• Given task
Quote each of the entries below word for word, changing nothing.

• Material for this task
☆ ☆ ☆ ☆ ☆
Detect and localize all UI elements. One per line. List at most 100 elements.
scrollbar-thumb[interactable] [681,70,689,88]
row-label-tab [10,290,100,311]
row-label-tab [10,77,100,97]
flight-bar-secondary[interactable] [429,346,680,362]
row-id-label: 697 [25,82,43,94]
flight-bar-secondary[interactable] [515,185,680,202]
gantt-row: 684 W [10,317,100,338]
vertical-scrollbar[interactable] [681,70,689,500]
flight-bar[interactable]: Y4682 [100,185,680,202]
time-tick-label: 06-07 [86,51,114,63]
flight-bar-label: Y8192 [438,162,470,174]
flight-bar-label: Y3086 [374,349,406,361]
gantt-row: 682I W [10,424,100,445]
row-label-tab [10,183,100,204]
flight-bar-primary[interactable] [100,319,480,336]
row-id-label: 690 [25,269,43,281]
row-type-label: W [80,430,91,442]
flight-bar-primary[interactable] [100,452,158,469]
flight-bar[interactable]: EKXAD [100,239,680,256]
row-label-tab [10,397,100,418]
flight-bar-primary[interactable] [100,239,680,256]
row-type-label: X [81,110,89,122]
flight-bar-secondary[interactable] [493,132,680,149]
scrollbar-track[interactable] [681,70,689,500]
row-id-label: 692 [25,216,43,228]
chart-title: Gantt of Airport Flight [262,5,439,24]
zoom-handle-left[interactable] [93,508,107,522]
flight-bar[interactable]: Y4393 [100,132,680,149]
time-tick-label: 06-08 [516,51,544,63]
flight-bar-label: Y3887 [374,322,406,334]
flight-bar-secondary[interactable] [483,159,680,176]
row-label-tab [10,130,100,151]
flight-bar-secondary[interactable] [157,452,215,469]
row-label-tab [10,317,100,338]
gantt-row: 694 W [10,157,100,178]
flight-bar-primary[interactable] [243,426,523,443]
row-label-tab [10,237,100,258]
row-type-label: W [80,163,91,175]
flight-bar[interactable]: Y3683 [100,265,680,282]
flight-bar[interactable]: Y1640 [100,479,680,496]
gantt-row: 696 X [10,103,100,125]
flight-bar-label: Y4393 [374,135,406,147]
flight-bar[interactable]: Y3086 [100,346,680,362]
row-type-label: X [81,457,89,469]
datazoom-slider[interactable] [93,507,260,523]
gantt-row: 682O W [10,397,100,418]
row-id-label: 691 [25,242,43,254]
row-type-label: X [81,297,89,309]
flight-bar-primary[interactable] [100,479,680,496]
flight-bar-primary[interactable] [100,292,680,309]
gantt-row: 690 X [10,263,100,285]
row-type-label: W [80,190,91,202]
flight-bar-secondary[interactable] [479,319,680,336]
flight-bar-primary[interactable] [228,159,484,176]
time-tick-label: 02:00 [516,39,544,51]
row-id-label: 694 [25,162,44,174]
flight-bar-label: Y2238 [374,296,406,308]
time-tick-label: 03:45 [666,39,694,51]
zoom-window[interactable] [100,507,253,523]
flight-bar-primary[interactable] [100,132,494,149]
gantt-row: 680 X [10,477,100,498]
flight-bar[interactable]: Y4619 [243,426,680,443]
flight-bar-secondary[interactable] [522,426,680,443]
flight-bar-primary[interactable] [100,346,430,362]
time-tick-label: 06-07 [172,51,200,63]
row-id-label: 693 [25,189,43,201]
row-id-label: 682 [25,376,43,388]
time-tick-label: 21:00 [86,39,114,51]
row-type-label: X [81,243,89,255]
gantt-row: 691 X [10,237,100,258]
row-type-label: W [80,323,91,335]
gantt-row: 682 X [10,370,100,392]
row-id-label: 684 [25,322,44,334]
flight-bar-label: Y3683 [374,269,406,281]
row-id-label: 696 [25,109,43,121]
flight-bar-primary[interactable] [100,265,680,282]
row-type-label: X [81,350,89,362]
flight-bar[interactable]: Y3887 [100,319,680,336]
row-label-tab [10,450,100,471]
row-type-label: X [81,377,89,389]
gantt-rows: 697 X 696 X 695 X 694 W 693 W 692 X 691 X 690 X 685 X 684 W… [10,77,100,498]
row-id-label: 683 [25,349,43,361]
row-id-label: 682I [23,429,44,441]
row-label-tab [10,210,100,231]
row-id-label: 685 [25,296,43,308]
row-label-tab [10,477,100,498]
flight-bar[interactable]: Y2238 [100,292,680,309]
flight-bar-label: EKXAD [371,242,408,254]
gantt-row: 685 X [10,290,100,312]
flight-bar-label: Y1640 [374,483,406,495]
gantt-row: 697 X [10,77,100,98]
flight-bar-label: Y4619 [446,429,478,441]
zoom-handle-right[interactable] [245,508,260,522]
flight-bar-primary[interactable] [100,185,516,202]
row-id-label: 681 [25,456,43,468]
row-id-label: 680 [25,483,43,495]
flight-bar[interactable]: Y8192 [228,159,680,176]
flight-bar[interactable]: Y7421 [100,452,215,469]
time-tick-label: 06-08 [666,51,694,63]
☆ ☆ ☆ ☆ ☆
• Result of the task
Detect and localize all UI elements. One per line. List at most 100 elements.
scrollbar-thumb[interactable] [681,70,689,88]
row-label-tab [10,290,100,311]
row-label-tab [10,77,100,97]
flight-bar-secondary[interactable] [429,346,680,362]
row-id-label: 697 [25,82,43,94]
flight-bar-secondary[interactable] [515,185,680,202]
gantt-row: 684 W [10,317,100,338]
vertical-scrollbar[interactable] [681,70,689,500]
flight-bar[interactable]: Y4682 [100,185,680,202]
time-tick-label: 06-07 [86,51,114,63]
flight-bar-label: Y8192 [438,162,470,174]
flight-bar-label: Y3086 [374,349,406,361]
gantt-row: 682I W [10,424,100,445]
row-label-tab [10,183,100,204]
flight-bar-primary[interactable] [100,319,480,336]
row-id-label: 690 [25,269,43,281]
row-type-label: W [80,430,91,442]
flight-bar-primary[interactable] [100,452,158,469]
flight-bar[interactable]: EKXAD [100,239,680,256]
row-label-tab [10,397,100,418]
flight-bar-primary[interactable] [100,239,680,256]
row-type-label: X [81,110,89,122]
flight-bar-secondary[interactable] [493,132,680,149]
scrollbar-track[interactable] [681,70,689,500]
row-id-label: 692 [25,216,43,228]
chart-title: Gantt of Airport Flight [262,5,439,24]
zoom-handle-left[interactable] [93,508,107,522]
flight-bar[interactable]: Y4393 [100,132,680,149]
time-tick-label: 06-08 [516,51,544,63]
flight-bar-label: Y3887 [374,322,406,334]
flight-bar-secondary[interactable] [483,159,680,176]
row-label-tab [10,130,100,151]
flight-bar-secondary[interactable] [157,452,215,469]
row-label-tab [10,317,100,338]
gantt-row: 694 W [10,157,100,178]
flight-bar-primary[interactable] [243,426,523,443]
row-label-tab [10,237,100,258]
row-type-label: W [80,163,91,175]
flight-bar[interactable]: Y3683 [100,265,680,282]
flight-bar[interactable]: Y1640 [100,479,680,496]
gantt-row: 696 X [10,103,100,125]
flight-bar-label: Y4393 [374,135,406,147]
flight-bar[interactable]: Y3086 [100,346,680,362]
row-type-label: X [81,457,89,469]
datazoom-slider[interactable] [93,507,260,523]
gantt-row: 682O W [10,397,100,418]
row-id-label: 691 [25,242,43,254]
row-type-label: X [81,297,89,309]
flight-bar-primary[interactable] [100,479,680,496]
flight-bar-primary[interactable] [100,292,680,309]
gantt-row: 690 X [10,263,100,285]
row-type-label: W [80,190,91,202]
flight-bar-secondary[interactable] [479,319,680,336]
flight-bar-primary[interactable] [228,159,484,176]
time-tick-label: 02:00 [516,39,544,51]
row-id-label: 694 [25,162,44,174]
flight-bar-label: Y2238 [374,296,406,308]
time-tick-label: 03:45 [666,39,694,51]
zoom-window[interactable] [100,507,253,523]
flight-bar-primary[interactable] [100,132,494,149]
gantt-row: 680 X [10,477,100,498]
flight-bar[interactable]: Y4619 [243,426,680,443]
flight-bar-secondary[interactable] [522,426,680,443]
flight-bar-primary[interactable] [100,346,430,362]
time-tick-label: 06-07 [172,51,200,63]
row-id-label: 693 [25,189,43,201]
row-id-label: 682 [25,376,43,388]
time-tick-label: 21:00 [86,39,114,51]
row-type-label: X [81,243,89,255]
gantt-row: 691 X [10,237,100,258]
row-type-label: W [80,323,91,335]
gantt-row: 682 X [10,370,100,392]
row-id-label: 684 [25,322,44,334]
flight-bar-label: Y3683 [374,269,406,281]
row-id-label: 696 [25,109,43,121]
flight-bar-primary[interactable] [100,265,680,282]
row-type-label: X [81,350,89,362]
flight-bar[interactable]: Y3887 [100,319,680,336]
row-label-tab [10,450,100,471]
row-type-label: X [81,377,89,389]
gantt-rows: 697 X 696 X 695 X 694 W 693 W 692 X 691 X 690 X 685 X 684 W… [10,77,100,498]
row-id-label: 683 [25,349,43,361]
row-id-label: 682I [23,429,44,441]
row-label-tab [10,210,100,231]
row-id-label: 685 [25,296,43,308]
row-label-tab [10,477,100,498]
flight-bar[interactable]: Y2238 [100,292,680,309]
flight-bar-label: EKXAD [371,242,408,254]
gantt-row: 685 X [10,290,100,312]
flight-bar-label: Y1640 [374,483,406,495]
gantt-row: 697 X [10,77,100,98]
flight-bar-label: Y4619 [446,429,478,441]
zoom-handle-right[interactable] [245,508,260,522]
flight-bar-primary[interactable] [100,185,516,202]
row-id-label: 681 [25,456,43,468]
row-id-label: 680 [25,483,43,495]
flight-bar[interactable]: Y8192 [228,159,680,176]
flight-bar[interactable]: Y7421 [100,452,215,469]
time-tick-label: 06-08 [666,51,694,63]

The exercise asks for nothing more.